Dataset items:
════════════════

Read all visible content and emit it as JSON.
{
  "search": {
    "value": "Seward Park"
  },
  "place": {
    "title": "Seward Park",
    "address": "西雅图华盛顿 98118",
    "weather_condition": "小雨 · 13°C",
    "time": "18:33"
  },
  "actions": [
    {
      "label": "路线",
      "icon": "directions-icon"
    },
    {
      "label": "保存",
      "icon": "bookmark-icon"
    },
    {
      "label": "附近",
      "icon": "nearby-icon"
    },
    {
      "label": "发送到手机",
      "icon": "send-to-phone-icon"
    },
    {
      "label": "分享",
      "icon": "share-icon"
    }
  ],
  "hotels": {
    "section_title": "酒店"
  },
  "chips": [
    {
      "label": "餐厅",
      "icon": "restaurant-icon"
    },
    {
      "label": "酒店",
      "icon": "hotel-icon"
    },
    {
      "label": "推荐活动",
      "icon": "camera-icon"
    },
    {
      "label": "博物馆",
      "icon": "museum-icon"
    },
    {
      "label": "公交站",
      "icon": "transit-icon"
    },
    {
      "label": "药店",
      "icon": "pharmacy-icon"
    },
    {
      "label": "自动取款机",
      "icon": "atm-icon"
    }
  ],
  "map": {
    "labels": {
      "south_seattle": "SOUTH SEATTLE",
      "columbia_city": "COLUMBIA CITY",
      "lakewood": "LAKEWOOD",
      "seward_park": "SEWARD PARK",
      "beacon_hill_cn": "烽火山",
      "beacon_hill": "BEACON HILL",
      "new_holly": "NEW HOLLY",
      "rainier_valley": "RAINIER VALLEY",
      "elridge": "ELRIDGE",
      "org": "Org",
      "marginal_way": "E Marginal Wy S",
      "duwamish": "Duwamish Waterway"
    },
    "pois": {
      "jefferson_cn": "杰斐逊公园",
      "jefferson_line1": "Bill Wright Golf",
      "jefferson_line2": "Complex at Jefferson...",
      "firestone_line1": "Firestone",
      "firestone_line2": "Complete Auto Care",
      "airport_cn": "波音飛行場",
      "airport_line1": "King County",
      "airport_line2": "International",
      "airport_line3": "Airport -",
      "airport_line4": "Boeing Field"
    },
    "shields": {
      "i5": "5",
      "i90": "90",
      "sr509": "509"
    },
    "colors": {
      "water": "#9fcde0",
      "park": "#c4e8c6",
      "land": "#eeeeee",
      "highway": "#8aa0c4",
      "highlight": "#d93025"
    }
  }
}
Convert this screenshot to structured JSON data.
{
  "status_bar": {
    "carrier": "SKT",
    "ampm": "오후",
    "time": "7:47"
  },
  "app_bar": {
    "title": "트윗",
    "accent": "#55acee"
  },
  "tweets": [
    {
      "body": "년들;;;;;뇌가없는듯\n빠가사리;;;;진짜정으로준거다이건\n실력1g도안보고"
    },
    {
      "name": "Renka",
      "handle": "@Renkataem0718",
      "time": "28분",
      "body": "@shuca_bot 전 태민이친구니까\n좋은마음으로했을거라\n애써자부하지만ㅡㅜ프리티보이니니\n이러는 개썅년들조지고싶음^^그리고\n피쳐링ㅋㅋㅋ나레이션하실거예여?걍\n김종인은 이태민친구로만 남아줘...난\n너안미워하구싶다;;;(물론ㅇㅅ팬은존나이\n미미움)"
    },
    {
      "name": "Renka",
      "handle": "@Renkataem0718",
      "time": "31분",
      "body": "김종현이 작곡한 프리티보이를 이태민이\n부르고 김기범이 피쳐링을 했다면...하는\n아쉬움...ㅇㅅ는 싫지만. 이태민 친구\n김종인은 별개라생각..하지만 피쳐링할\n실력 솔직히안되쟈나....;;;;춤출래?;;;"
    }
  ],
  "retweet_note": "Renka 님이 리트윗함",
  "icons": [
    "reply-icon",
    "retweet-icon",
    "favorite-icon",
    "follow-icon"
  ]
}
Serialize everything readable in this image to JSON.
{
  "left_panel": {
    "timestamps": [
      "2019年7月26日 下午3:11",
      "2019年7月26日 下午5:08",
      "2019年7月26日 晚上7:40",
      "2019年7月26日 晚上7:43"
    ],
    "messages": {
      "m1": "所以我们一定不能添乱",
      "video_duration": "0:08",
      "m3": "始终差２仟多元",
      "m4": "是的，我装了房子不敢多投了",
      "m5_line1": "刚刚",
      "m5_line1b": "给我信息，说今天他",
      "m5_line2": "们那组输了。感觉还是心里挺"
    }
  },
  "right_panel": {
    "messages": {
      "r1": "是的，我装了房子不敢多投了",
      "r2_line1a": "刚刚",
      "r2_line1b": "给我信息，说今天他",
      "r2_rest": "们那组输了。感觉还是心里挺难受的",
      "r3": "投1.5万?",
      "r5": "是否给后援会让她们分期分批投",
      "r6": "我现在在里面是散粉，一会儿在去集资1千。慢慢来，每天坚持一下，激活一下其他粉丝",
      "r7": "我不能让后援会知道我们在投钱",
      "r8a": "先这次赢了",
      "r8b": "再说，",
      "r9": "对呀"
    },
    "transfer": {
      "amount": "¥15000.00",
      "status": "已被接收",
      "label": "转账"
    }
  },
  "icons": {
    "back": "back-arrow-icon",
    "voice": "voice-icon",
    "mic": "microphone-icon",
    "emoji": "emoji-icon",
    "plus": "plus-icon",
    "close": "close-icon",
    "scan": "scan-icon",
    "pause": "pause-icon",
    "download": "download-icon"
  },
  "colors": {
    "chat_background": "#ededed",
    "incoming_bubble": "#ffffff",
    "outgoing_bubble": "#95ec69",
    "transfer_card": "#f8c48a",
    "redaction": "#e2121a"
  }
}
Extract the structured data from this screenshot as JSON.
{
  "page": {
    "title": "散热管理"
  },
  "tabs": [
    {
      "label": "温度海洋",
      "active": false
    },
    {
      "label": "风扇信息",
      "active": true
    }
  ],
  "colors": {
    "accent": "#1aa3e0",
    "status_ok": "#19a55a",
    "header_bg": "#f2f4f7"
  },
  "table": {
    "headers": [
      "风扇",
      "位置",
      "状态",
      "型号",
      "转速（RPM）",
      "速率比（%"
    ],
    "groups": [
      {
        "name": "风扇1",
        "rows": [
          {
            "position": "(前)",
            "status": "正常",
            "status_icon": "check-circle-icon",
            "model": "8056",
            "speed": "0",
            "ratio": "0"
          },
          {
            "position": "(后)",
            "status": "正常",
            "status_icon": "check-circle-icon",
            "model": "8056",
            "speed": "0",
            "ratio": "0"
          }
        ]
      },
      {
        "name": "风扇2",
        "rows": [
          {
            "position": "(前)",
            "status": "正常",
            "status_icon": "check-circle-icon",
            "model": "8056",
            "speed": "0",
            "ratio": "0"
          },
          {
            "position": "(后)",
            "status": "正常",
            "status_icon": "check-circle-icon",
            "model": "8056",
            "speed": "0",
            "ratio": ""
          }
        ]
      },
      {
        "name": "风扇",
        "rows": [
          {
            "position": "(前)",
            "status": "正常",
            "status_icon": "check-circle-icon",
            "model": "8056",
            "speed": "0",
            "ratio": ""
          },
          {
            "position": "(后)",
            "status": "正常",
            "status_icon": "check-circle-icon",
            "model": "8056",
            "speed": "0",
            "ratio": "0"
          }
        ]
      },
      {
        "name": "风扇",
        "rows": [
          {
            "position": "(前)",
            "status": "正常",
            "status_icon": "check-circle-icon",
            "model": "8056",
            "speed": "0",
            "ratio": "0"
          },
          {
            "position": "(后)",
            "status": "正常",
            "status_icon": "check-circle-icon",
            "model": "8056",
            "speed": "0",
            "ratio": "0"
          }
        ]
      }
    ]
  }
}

════════════════

What the task requires: Retype every record above exactly as written.

Task solution:
Read all visible content and emit it as JSON.
{
  "search": {
    "value": "Seward Park"
  },
  "place": {
    "title": "Seward Park",
    "address": "西雅图华盛顿 98118",
    "weather_condition": "小雨 · 13°C",
    "time": "18:33"
  },
  "actions": [
    {
      "label": "路线",
      "icon": "directions-icon"
    },
    {
      "label": "保存",
      "icon": "bookmark-icon"
    },
    {
      "label": "附近",
      "icon": "nearby-icon"
    },
    {
      "label": "发送到手机",
      "icon": "send-to-phone-icon"
    },
    {
      "label": "分享",
      "icon": "share-icon"
    }
  ],
  "hotels": {
    "section_title": "酒店"
  },
  "chips": [
    {
      "label": "餐厅",
      "icon": "restaurant-icon"
    },
    {
      "label": "酒店",
      "icon": "hotel-icon"
    },
    {
      "label": "推荐活动",
      "icon": "camera-icon"
    },
    {
      "label": "博物馆",
      "icon": "museum-icon"
    },
    {
      "label": "公交站",
      "icon": "transit-icon"
    },
    {
      "label": "药店",
      "icon": "pharmacy-icon"
    },
    {
      "label": "自动取款机",
      "icon": "atm-icon"
    }
  ],
  "map": {
    "labels": {
      "south_seattle": "SOUTH SEATTLE",
      "columbia_city": "COLUMBIA CITY",
      "lakewood": "LAKEWOOD",
      "seward_park": "SEWARD PARK",
      "beacon_hill_cn": "烽火山",
      "beacon_hill": "BEACON HILL",
      "new_holly": "NEW HOLLY",
      "rainier_valley": "RAINIER VALLEY",
      "elridge": "ELRIDGE",
      "org": "Org",
      "marginal_way": "E Marginal Wy S",
      "duwamish": "Duwamish Waterway"
    },
    "pois": {
      "jefferson_cn": "杰斐逊公园",
      "jefferson_line1": "Bill Wright Golf",
      "jefferson_line2": "Complex at Jefferson...",
      "firestone_line1": "Firestone",
      "firestone_line2": "Complete Auto Care",
      "airport_cn": "波音飛行場",
      "airport_line1": "King County",
      "airport_line2": "International",
      "airport_line3": "Airport -",
      "airport_line4": "Boeing Field"
    },
    "shields": {
      "i5": "5",
      "i90": "90",
      "sr509": "509"
    },
    "colors": {
      "water": "#9fcde0",
      "park": "#c4e8c6",
      "land": "#eeeeee",
      "highway": "#8aa0c4",
      "highlight": "#d93025"
    }
  }
}
Convert this screenshot to structured JSON data.
{
  "status_bar": {
    "carrier": "SKT",
    "ampm": "오후",
    "time": "7:47"
  },
  "app_bar": {
    "title": "트윗",
    "accent": "#55acee"
  },
  "tweets": [
    {
      "body": "년들;;;;;뇌가없는듯\n빠가사리;;;;진짜정으로준거다이건\n실력1g도안보고"
    },
    {
      "name": "Renka",
      "handle": "@Renkataem0718",
      "time": "28분",
      "body": "@shuca_bot 전 태민이친구니까\n좋은마음으로했을거라\n애써자부하지만ㅡㅜ프리티보이니니\n이러는 개썅년들조지고싶음^^그리고\n피쳐링ㅋㅋㅋ나레이션하실거예여?걍\n김종인은 이태민친구로만 남아줘...난\n너안미워하구싶다;;;(물론ㅇㅅ팬은존나이\n미미움)"
    },
    {
      "name": "Renka",
      "handle": "@Renkataem0718",
      "time": "31분",
      "body": "김종현이 작곡한 프리티보이를 이태민이\n부르고 김기범이 피쳐링을 했다면...하는\n아쉬움...ㅇㅅ는 싫지만. 이태민 친구\n김종인은 별개라생각..하지만 피쳐링할\n실력 솔직히안되쟈나....;;;;춤출래?;;;"
    }
  ],
  "retweet_note": "Renka 님이 리트윗함",
  "icons": [
    "reply-icon",
    "retweet-icon",
    "favorite-icon",
    "follow-icon"
  ]
}
Serialize everything readable in this image to JSON.
{
  "left_panel": {
    "timestamps": [
      "2019年7月26日 下午3:11",
      "2019年7月26日 下午5:08",
      "2019年7月26日 晚上7:40",
      "2019年7月26日 晚上7:43"
    ],
    "messages": {
      "m1": "所以我们一定不能添乱",
      "video_duration": "0:08",
      "m3": "始终差２仟多元",
      "m4": "是的，我装了房子不敢多投了",
      "m5_line1": "刚刚",
      "m5_line1b": "给我信息，说今天他",
      "m5_line2": "们那组输了。感觉还是心里挺"
    }
  },
  "right_panel": {
    "messages": {
      "r1": "是的，我装了房子不敢多投了",
      "r2_line1a": "刚刚",
      "r2_line1b": "给我信息，说今天他",
      "r2_rest": "们那组输了。感觉还是心里挺难受的",
      "r3": "投1.5万?",
      "r5": "是否给后援会让她们分期分批投",
      "r6": "我现在在里面是散粉，一会儿在去集资1千。慢慢来，每天坚持一下，激活一下其他粉丝",
      "r7": "我不能让后援会知道我们在投钱",
      "r8a": "先这次赢了",
      "r8b": "再说，",
      "r9": "对呀"
    },
    "transfer": {
      "amount": "¥15000.00",
      "status": "已被接收",
      "label": "转账"
    }
  },
  "icons": {
    "back": "back-arrow-icon",
    "voice": "voice-icon",
    "mic": "microphone-icon",
    "emoji": "emoji-icon",
    "plus": "plus-icon",
    "close": "close-icon",
    "scan": "scan-icon",
    "pause": "pause-icon",
    "download": "download-icon"
  },
  "colors": {
    "chat_background": "#ededed",
    "incoming_bubble": "#ffffff",
    "outgoing_bubble": "#95ec69",
    "transfer_card": "#f8c48a",
    "redaction": "#e2121a"
  }
}
Extract the structured data from this screenshot as JSON.
{
  "page": {
    "title": "散热管理"
  },
  "tabs": [
    {
      "label": "温度海洋",
      "active": false
    },
    {
      "label": "风扇信息",
      "active": true
    }
  ],
  "colors": {
    "accent": "#1aa3e0",
    "status_ok": "#19a55a",
    "header_bg": "#f2f4f7"
  },
  "table": {
    "headers": [
      "风扇",
      "位置",
      "状态",
      "型号",
      "转速（RPM）",
      "速率比（%"
    ],
    "groups": [
      {
        "name": "风扇1",
        "rows": [
          {
            "position": "(前)",
            "status": "正常",
            "status_icon": "check-circle-icon",
            "model": "8056",
            "speed": "0",
            "ratio": "0"
          },
          {
            "position": "(后)",
            "status": "正常",
            "status_icon": "check-circle-icon",
            "model": "8056",
            "speed": "0",
            "ratio": "0"
          }
        ]
      },
      {
        "name": "风扇2",
        "rows": [
          {
            "position": "(前)",
            "status": "正常",
            "status_icon": "check-circle-icon",
            "model": "8056",
            "speed": "0",
            "ratio": "0"
          },
          {
            "position": "(后)",
            "status": "正常",
            "status_icon": "check-circle-icon",
            "model": "8056",
            "speed": "0",
            "ratio": ""
          }
        ]
      },
      {
        "name": "风扇",
        "rows": [
          {
            "position": "(前)",
            "status": "正常",
            "status_icon": "check-circle-icon",
            "model": "8056",
            "speed": "0",
            "ratio": ""
          },
          {
            "position": "(后)",
            "status": "正常",
            "status_icon": "check-circle-icon",
            "model": "8056",
            "speed": "0",
            "ratio": "0"
          }
        ]
      },
      {
        "name": "风扇",
        "rows": [
          {
            "position": "(前)",
            "status": "正常",
            "status_icon": "check-circle-icon",
            "model": "8056",
            "speed": "0",
            "ratio": "0"
          },
          {
            "position": "(后)",
            "status": "正常",
            "status_icon": "check-circle-icon",
            "model": "8056",
            "speed": "0",
            "ratio": "0"
          }
        ]
      }
    ]
  }
}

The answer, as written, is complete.